━━━━━ Dataset records ━━━━━

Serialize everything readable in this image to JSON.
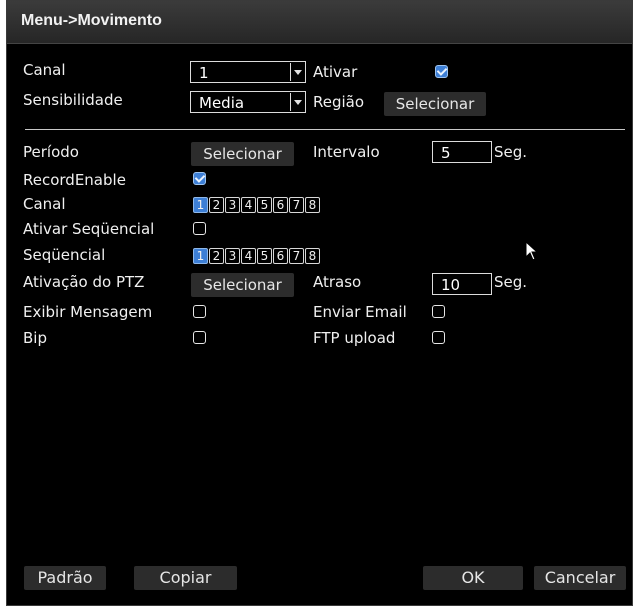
{
  "window": {
    "title": "Menu->Movimento"
  },
  "canal": {
    "label": "Canal",
    "value": "1"
  },
  "ativar": {
    "label": "Ativar",
    "checked": true
  },
  "sensibilidade": {
    "label": "Sensibilidade",
    "value": "Media"
  },
  "regiao": {
    "label": "Região",
    "button": "Selecionar"
  },
  "periodo": {
    "label": "Período",
    "button": "Selecionar"
  },
  "intervalo": {
    "label": "Intervalo",
    "value": "5",
    "unit": "Seg."
  },
  "record_enable": {
    "label": "RecordEnable",
    "checked": true
  },
  "canal_channels": {
    "label": "Canal",
    "items": [
      "1",
      "2",
      "3",
      "4",
      "5",
      "6",
      "7",
      "8"
    ],
    "selected": [
      "1"
    ]
  },
  "ativar_sequencial": {
    "label": "Ativar Seqüencial",
    "checked": false
  },
  "sequencial": {
    "label": "Seqüencial",
    "items": [
      "1",
      "2",
      "3",
      "4",
      "5",
      "6",
      "7",
      "8"
    ],
    "selected": [
      "1"
    ]
  },
  "ptz": {
    "label": "Ativação do PTZ",
    "button": "Selecionar"
  },
  "atraso": {
    "label": "Atraso",
    "value": "10",
    "unit": "Seg."
  },
  "exibir_mensagem": {
    "label": "Exibir Mensagem",
    "checked": false
  },
  "enviar_email": {
    "label": "Enviar Email",
    "checked": false
  },
  "bip": {
    "label": "Bip",
    "checked": false
  },
  "ftp_upload": {
    "label": "FTP upload",
    "checked": false
  },
  "footer": {
    "padrao": "Padrão",
    "copiar": "Copiar",
    "ok": "OK",
    "cancelar": "Cancelar"
  },
  "colors": {
    "accent": "#3d7fd6",
    "background": "#000000",
    "titlebar": "#2f2f2f"
  }
}
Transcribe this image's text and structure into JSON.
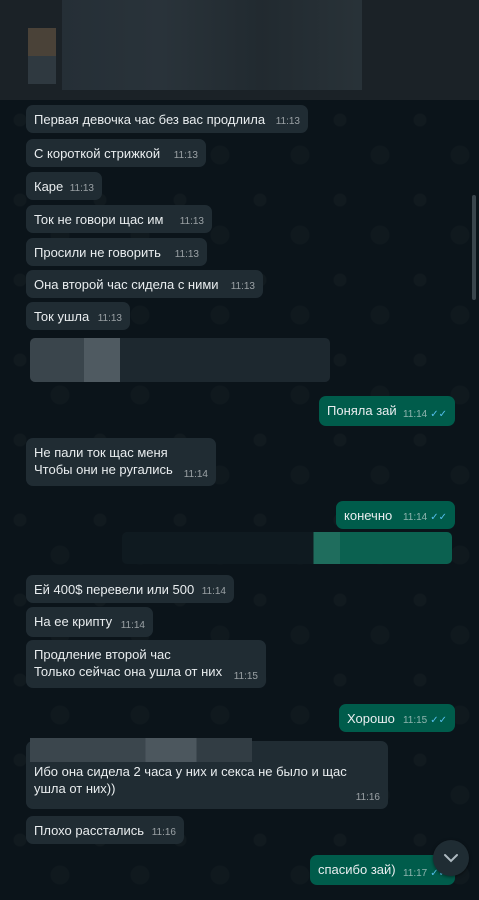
{
  "messages": [
    {
      "text": "Первая девочка час без вас продлила",
      "time": "11:13"
    },
    {
      "text": "С короткой стрижкой",
      "time": "11:13"
    },
    {
      "text": "Каре",
      "time": "11:13"
    },
    {
      "text": "Ток не говори щас им",
      "time": "11:13"
    },
    {
      "text": "Просили не говорить",
      "time": "11:13"
    },
    {
      "text": "Она второй час сидела с ними",
      "time": "11:13"
    },
    {
      "text": "Ток ушла",
      "time": "11:13"
    },
    {
      "text": "Поняла зай",
      "time": "11:14"
    },
    {
      "line1": "Не пали ток щас меня",
      "line2": "Чтобы они не ругались",
      "time": "11:14"
    },
    {
      "text": "конечно",
      "time": "11:14"
    },
    {
      "text": "Ей 400$ перевели или 500",
      "time": "11:14"
    },
    {
      "text": "На ее крипту",
      "time": "11:14"
    },
    {
      "line1": "Продление второй час",
      "line2": "Только сейчас она ушла от них",
      "time": "11:15"
    },
    {
      "text": "Хорошо",
      "time": "11:15"
    },
    {
      "line1": "Ибо она сидела 2 часа у них и секса  не было и щас",
      "line2": "ушла от них))",
      "time": "11:16"
    },
    {
      "text": "Плохо расстались",
      "time": "11:16"
    },
    {
      "text": "спасибо зай)",
      "time": "11:17"
    }
  ],
  "read_ticks": "✓✓",
  "scroll_icon": "chevron-down-icon",
  "colors": {
    "incoming": "#202c33",
    "outgoing": "#005c4b",
    "background": "#0b141a",
    "ticks": "#53bdeb"
  }
}
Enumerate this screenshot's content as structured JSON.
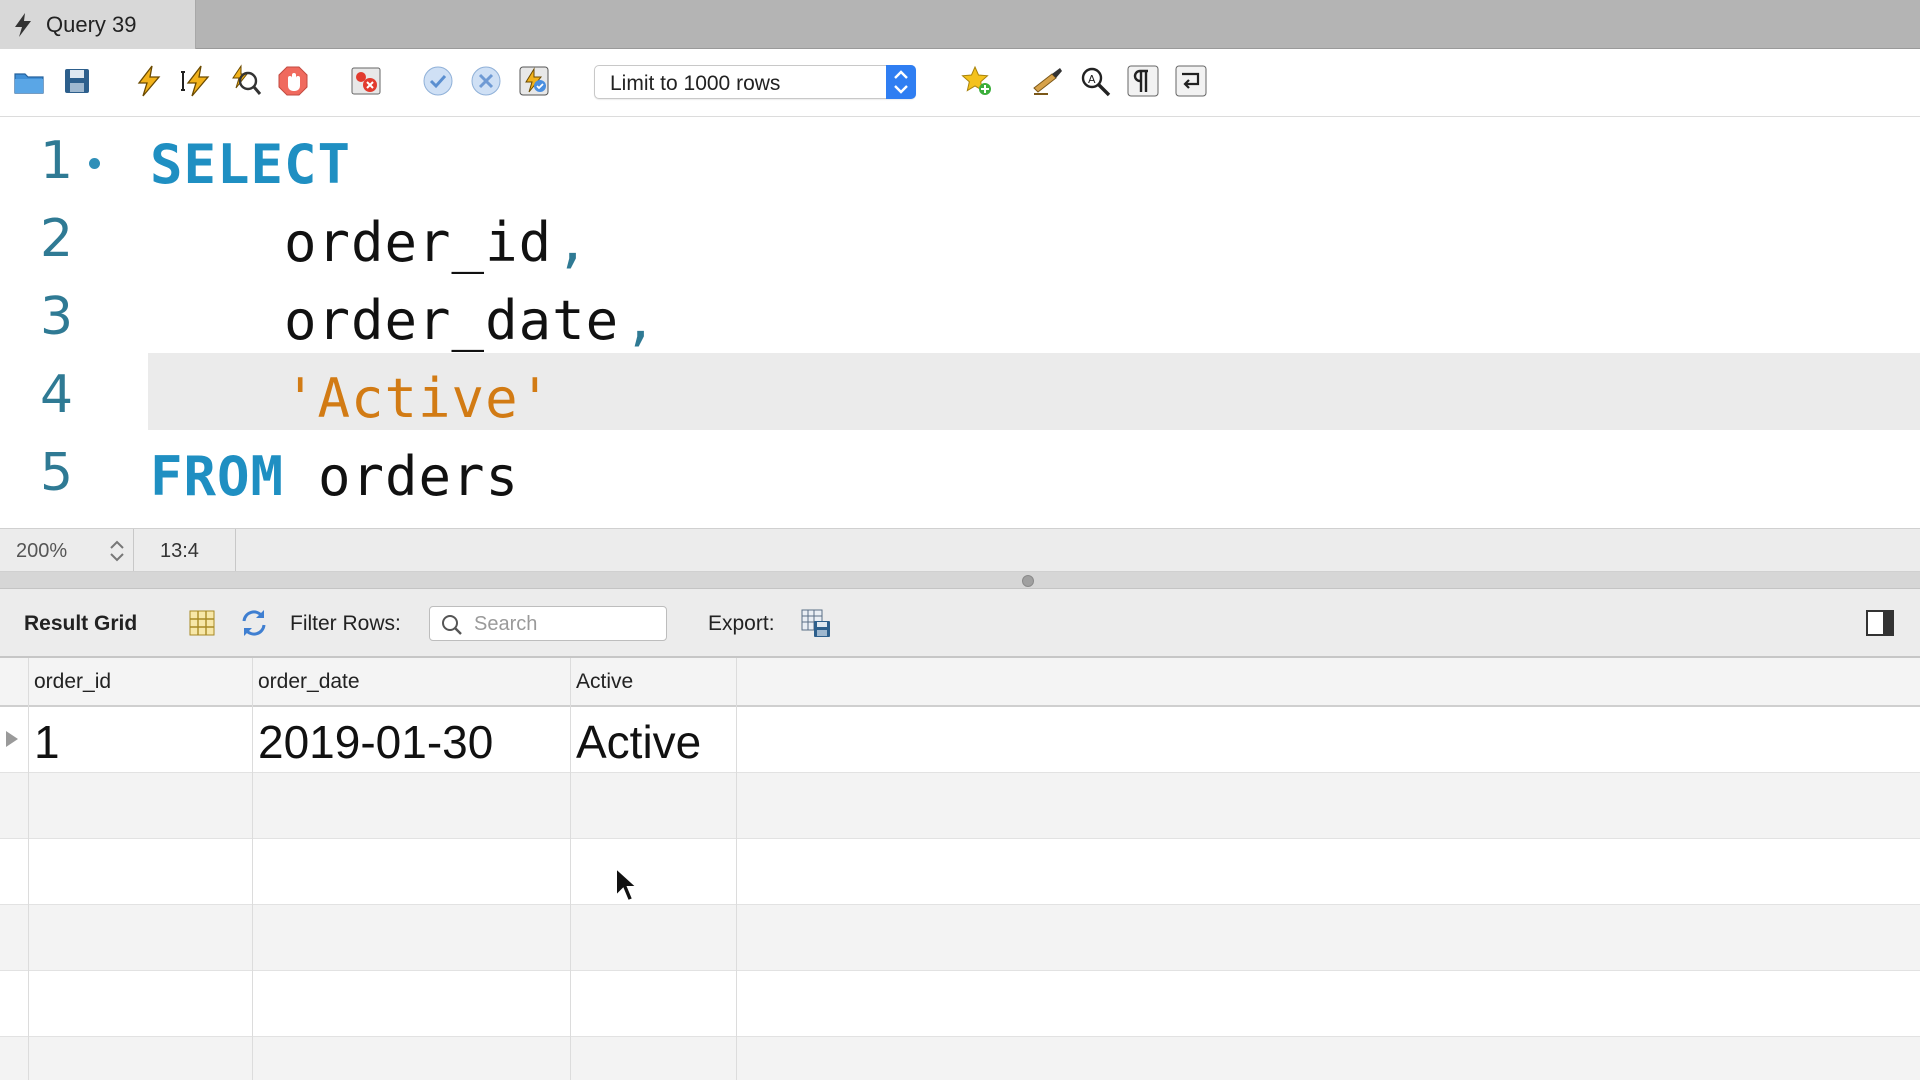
{
  "tab": {
    "title": "Query 39"
  },
  "toolbar": {
    "limit_select": "Limit to 1000 rows",
    "buttons": [
      "open-folder-icon",
      "save-icon",
      "execute-icon",
      "execute-current-icon",
      "explain-icon",
      "stop-icon",
      "toggle-error-icon",
      "commit-icon",
      "rollback-icon",
      "autocommit-icon",
      "add-snippet-icon",
      "beautify-icon",
      "find-icon",
      "invisibles-icon",
      "wrap-icon"
    ]
  },
  "editor": {
    "lines": [
      {
        "num": "1",
        "code": "SELECT"
      },
      {
        "num": "2",
        "code": "    order_id,"
      },
      {
        "num": "3",
        "code": "    order_date,"
      },
      {
        "num": "4",
        "code": "    'Active'"
      },
      {
        "num": "5",
        "code": "FROM orders"
      }
    ],
    "line1_keyword": "SELECT",
    "line2_ident": "order_id",
    "line3_ident": "order_date",
    "line4_string": "'Active'",
    "line5_keyword": "FROM",
    "line5_ident": "orders",
    "comma": ","
  },
  "status": {
    "zoom": "200%",
    "cursor_pos": "13:4"
  },
  "results": {
    "title": "Result Grid",
    "filter_label": "Filter Rows:",
    "search_placeholder": "Search",
    "export_label": "Export:",
    "columns": [
      "order_id",
      "order_date",
      "Active"
    ],
    "rows": [
      [
        "1",
        "2019-01-30",
        "Active"
      ]
    ]
  },
  "colors": {
    "keyword": "#1f8fc2",
    "string": "#d27b14",
    "line_number": "#2f7a94",
    "accent": "#2f7ef2"
  }
}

━━━━━

• **Set problem**:
Every entry above needs to be retyped exactly; drop the pictures.

• **Written reply**:
Serialize everything readable in this image to JSON.
{
  "window": {
    "title": "Menu->Movimento"
  },
  "canal": {
    "label": "Canal",
    "value": "1"
  },
  "ativar": {
    "label": "Ativar",
    "checked": true
  },
  "sensibilidade": {
    "label": "Sensibilidade",
    "value": "Media"
  },
  "regiao": {
    "label": "Região",
    "button": "Selecionar"
  },
  "periodo": {
    "label": "Período",
    "button": "Selecionar"
  },
  "intervalo": {
    "label": "Intervalo",
    "value": "5",
    "unit": "Seg."
  },
  "record_enable": {
    "label": "RecordEnable",
    "checked": true
  },
  "canal_channels": {
    "label": "Canal",
    "items": [
      "1",
      "2",
      "3",
      "4",
      "5",
      "6",
      "7",
      "8"
    ],
    "selected": [
      "1"
    ]
  },
  "ativar_sequencial": {
    "label": "Ativar Seqüencial",
    "checked": false
  },
  "sequencial": {
    "label": "Seqüencial",
    "items": [
      "1",
      "2",
      "3",
      "4",
      "5",
      "6",
      "7",
      "8"
    ],
    "selected": [
      "1"
    ]
  },
  "ptz": {
    "label": "Ativação do PTZ",
    "button": "Selecionar"
  },
  "atraso": {
    "label": "Atraso",
    "value": "10",
    "unit": "Seg."
  },
  "exibir_mensagem": {
    "label": "Exibir Mensagem",
    "checked": false
  },
  "enviar_email": {
    "label": "Enviar Email",
    "checked": false
  },
  "bip": {
    "label": "Bip",
    "checked": false
  },
  "ftp_upload": {
    "label": "FTP upload",
    "checked": false
  },
  "footer": {
    "padrao": "Padrão",
    "copiar": "Copiar",
    "ok": "OK",
    "cancelar": "Cancelar"
  },
  "colors": {
    "accent": "#3d7fd6",
    "background": "#000000",
    "titlebar": "#2f2f2f"
  }
}
Transcribe this image's text and structure into JSON.
{
  "messages": [
    {
      "text": "Первая девочка час без вас продлила",
      "time": "11:13"
    },
    {
      "text": "С короткой стрижкой",
      "time": "11:13"
    },
    {
      "text": "Каре",
      "time": "11:13"
    },
    {
      "text": "Ток не говори щас им",
      "time": "11:13"
    },
    {
      "text": "Просили не говорить",
      "time": "11:13"
    },
    {
      "text": "Она второй час сидела с ними",
      "time": "11:13"
    },
    {
      "text": "Ток ушла",
      "time": "11:13"
    },
    {
      "text": "Поняла зай",
      "time": "11:14"
    },
    {
      "line1": "Не пали ток щас меня",
      "line2": "Чтобы они не ругались",
      "time": "11:14"
    },
    {
      "text": "конечно",
      "time": "11:14"
    },
    {
      "text": "Ей 400$ перевели или 500",
      "time": "11:14"
    },
    {
      "text": "На ее крипту",
      "time": "11:14"
    },
    {
      "line1": "Продление второй час",
      "line2": "Только сейчас она ушла от них",
      "time": "11:15"
    },
    {
      "text": "Хорошо",
      "time": "11:15"
    },
    {
      "line1": "Ибо она сидела 2 часа у них и секса  не было и щас",
      "line2": "ушла от них))",
      "time": "11:16"
    },
    {
      "text": "Плохо расстались",
      "time": "11:16"
    },
    {
      "text": "спасибо зай)",
      "time": "11:17"
    }
  ],
  "read_ticks": "✓✓",
  "scroll_icon": "chevron-down-icon",
  "colors": {
    "incoming": "#202c33",
    "outgoing": "#005c4b",
    "background": "#0b141a",
    "ticks": "#53bdeb"
  }
}
Enumerate this screenshot's content as structured JSON.
{
  "tab": {
    "title": "Query 39"
  },
  "toolbar": {
    "limit_select": "Limit to 1000 rows",
    "buttons": [
      "open-folder-icon",
      "save-icon",
      "execute-icon",
      "execute-current-icon",
      "explain-icon",
      "stop-icon",
      "toggle-error-icon",
      "commit-icon",
      "rollback-icon",
      "autocommit-icon",
      "add-snippet-icon",
      "beautify-icon",
      "find-icon",
      "invisibles-icon",
      "wrap-icon"
    ]
  },
  "editor": {
    "lines": [
      {
        "num": "1",
        "code": "SELECT"
      },
      {
        "num": "2",
        "code": "    order_id,"
      },
      {
        "num": "3",
        "code": "    order_date,"
      },
      {
        "num": "4",
        "code": "    'Active'"
      },
      {
        "num": "5",
        "code": "FROM orders"
      }
    ],
    "line1_keyword": "SELECT",
    "line2_ident": "order_id",
    "line3_ident": "order_date",
    "line4_string": "'Active'",
    "line5_keyword": "FROM",
    "line5_ident": "orders",
    "comma": ","
  },
  "status": {
    "zoom": "200%",
    "cursor_pos": "13:4"
  },
  "results": {
    "title": "Result Grid",
    "filter_label": "Filter Rows:",
    "search_placeholder": "Search",
    "export_label": "Export:",
    "columns": [
      "order_id",
      "order_date",
      "Active"
    ],
    "rows": [
      [
        "1",
        "2019-01-30",
        "Active"
      ]
    ]
  },
  "colors": {
    "keyword": "#1f8fc2",
    "string": "#d27b14",
    "line_number": "#2f7a94",
    "accent": "#2f7ef2"
  }
}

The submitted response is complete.